## Exercise directions:
Repeat the data word for word, from its first line through the line containing "tcub-util-ytick-label: 1 [12, 211, 19, 226]", with both of those lines included.

## Data for this task:
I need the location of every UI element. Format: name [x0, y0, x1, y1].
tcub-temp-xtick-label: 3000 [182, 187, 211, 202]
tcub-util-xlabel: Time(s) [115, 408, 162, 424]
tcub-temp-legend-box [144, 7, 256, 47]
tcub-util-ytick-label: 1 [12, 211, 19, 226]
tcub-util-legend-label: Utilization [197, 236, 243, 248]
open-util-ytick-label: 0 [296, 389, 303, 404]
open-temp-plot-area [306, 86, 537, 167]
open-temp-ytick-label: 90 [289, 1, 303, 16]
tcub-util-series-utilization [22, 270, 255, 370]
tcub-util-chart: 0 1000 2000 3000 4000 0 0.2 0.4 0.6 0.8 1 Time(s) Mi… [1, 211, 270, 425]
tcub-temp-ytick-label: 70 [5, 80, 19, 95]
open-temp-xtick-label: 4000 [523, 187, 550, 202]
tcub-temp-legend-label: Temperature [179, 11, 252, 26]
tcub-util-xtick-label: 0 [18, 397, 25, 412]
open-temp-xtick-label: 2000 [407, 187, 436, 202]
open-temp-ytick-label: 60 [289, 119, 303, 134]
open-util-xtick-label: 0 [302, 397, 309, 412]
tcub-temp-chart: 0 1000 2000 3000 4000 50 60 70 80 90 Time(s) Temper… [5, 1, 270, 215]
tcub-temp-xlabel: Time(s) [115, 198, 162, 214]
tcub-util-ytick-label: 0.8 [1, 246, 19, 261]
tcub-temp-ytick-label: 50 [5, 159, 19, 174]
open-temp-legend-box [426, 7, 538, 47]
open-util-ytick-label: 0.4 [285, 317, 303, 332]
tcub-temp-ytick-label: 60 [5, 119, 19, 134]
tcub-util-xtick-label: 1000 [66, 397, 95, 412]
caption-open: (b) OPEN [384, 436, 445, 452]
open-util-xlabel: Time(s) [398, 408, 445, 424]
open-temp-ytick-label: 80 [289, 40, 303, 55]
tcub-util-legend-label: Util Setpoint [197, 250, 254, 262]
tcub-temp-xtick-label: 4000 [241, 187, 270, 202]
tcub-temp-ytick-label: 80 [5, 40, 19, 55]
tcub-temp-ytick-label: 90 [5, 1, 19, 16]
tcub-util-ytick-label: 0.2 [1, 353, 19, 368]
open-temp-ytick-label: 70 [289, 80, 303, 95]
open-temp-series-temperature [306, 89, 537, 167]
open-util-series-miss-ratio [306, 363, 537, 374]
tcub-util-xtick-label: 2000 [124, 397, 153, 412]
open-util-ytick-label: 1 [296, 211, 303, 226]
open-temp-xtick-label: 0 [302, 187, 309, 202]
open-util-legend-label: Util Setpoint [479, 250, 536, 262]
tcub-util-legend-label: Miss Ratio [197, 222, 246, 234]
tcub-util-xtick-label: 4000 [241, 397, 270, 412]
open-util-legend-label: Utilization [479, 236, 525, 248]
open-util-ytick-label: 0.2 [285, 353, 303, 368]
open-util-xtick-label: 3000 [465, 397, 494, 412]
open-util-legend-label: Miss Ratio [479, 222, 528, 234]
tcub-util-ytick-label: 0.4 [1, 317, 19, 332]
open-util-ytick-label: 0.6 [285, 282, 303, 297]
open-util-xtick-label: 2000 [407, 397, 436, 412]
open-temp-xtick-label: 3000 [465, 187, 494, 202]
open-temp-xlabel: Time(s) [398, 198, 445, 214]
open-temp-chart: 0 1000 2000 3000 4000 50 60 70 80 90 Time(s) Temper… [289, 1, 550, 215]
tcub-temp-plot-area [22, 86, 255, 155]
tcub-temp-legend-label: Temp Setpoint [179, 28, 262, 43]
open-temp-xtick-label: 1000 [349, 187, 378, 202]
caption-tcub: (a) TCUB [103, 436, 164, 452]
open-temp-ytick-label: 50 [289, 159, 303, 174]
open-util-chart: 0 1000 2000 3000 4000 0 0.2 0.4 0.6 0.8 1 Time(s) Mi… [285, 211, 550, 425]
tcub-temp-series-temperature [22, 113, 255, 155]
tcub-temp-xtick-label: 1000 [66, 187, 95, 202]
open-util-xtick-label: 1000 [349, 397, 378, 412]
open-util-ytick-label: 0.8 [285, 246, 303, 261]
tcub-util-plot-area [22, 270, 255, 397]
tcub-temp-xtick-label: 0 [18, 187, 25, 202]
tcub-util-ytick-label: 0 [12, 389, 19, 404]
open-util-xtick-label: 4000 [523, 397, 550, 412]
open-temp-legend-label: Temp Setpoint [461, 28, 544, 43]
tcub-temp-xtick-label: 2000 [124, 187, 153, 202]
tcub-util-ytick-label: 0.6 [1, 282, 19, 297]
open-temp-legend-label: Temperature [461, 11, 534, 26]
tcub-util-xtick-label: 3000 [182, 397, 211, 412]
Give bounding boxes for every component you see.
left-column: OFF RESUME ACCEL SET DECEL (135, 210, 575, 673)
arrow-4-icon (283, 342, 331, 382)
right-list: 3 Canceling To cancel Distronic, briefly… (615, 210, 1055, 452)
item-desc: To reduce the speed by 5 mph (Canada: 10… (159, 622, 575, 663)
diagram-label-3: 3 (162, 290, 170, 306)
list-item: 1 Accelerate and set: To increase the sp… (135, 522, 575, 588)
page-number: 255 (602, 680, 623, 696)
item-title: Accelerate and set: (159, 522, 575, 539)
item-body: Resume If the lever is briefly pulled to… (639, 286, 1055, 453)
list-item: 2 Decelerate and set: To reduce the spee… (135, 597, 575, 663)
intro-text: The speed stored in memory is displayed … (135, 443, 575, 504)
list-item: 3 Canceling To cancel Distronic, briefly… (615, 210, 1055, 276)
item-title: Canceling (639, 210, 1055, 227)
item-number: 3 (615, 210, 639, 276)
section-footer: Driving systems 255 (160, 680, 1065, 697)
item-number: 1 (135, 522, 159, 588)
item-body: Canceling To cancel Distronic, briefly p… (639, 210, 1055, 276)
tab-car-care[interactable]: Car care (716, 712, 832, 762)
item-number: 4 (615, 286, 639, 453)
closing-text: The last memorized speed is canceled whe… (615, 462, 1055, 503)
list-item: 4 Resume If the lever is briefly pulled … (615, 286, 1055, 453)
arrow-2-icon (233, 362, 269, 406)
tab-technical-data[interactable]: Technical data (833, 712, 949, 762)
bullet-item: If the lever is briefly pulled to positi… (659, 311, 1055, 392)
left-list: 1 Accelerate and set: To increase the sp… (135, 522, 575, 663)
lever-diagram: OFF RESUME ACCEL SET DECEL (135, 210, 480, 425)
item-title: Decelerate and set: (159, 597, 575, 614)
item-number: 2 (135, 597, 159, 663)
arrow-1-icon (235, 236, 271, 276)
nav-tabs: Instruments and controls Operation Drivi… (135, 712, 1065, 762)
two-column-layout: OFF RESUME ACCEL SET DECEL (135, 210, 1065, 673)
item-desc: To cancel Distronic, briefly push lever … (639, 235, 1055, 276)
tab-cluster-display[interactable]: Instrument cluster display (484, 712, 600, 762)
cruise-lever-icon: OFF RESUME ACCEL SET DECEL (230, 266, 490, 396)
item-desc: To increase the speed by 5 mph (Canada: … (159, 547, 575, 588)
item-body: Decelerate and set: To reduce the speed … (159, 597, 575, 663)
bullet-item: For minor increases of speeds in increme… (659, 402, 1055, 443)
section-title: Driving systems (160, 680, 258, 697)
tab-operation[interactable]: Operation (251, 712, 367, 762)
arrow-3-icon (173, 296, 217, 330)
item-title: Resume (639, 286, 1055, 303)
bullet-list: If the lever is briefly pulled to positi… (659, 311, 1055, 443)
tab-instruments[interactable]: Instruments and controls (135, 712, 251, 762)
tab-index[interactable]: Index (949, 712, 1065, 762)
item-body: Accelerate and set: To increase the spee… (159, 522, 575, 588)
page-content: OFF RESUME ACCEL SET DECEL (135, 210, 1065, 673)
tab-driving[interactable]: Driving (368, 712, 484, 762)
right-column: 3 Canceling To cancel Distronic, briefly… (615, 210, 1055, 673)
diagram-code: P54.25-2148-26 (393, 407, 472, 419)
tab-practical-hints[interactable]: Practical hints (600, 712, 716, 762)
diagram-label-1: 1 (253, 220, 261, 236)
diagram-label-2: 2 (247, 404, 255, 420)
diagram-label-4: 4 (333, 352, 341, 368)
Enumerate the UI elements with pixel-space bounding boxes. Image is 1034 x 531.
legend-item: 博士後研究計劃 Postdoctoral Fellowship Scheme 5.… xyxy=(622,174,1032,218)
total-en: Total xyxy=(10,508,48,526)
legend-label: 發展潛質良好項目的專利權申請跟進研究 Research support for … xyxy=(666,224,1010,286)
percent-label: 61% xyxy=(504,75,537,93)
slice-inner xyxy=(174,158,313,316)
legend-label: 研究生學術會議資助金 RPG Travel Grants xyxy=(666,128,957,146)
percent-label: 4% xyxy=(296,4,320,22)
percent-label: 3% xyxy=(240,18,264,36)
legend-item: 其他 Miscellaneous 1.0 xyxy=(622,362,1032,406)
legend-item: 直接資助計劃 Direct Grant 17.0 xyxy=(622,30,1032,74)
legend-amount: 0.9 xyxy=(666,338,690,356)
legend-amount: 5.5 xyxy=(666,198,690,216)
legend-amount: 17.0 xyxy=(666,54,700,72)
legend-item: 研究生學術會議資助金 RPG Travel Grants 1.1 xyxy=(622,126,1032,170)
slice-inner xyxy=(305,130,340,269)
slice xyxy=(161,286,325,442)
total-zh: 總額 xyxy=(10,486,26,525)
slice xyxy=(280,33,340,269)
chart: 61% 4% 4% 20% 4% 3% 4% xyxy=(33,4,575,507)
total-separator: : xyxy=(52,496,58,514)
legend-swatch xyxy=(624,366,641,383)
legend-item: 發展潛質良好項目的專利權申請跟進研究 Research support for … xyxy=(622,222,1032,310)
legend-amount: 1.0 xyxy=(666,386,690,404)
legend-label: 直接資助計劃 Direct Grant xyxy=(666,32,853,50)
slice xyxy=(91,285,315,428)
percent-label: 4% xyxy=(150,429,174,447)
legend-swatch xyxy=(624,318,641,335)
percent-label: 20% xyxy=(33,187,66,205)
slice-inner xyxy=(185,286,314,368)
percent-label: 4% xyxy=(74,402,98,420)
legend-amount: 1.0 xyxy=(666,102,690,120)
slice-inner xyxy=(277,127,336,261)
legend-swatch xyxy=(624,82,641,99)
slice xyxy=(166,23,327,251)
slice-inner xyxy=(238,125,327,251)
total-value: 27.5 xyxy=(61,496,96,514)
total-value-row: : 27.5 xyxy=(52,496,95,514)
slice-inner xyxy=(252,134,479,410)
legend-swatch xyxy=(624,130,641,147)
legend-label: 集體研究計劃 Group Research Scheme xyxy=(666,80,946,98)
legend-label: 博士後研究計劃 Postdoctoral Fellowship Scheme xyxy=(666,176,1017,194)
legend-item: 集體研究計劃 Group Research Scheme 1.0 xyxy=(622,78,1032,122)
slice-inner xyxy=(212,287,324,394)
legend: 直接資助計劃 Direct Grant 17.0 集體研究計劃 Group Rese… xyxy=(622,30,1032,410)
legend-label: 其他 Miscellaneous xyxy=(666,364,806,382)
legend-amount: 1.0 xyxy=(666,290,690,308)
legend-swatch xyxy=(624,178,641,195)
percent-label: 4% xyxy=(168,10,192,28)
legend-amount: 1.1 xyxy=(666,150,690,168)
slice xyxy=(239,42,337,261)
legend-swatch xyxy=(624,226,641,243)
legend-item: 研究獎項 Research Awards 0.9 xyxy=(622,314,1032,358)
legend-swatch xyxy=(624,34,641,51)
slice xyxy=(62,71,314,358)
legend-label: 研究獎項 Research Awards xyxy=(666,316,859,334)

## Reply to the task:
I need the location of every UI element. Format: name [x0, y0, x1, y1].
tcub-temp-xtick-label: 3000 [182, 187, 211, 202]
tcub-util-xlabel: Time(s) [115, 408, 162, 424]
tcub-temp-legend-box [144, 7, 256, 47]
tcub-util-ytick-label: 1 [12, 211, 19, 226]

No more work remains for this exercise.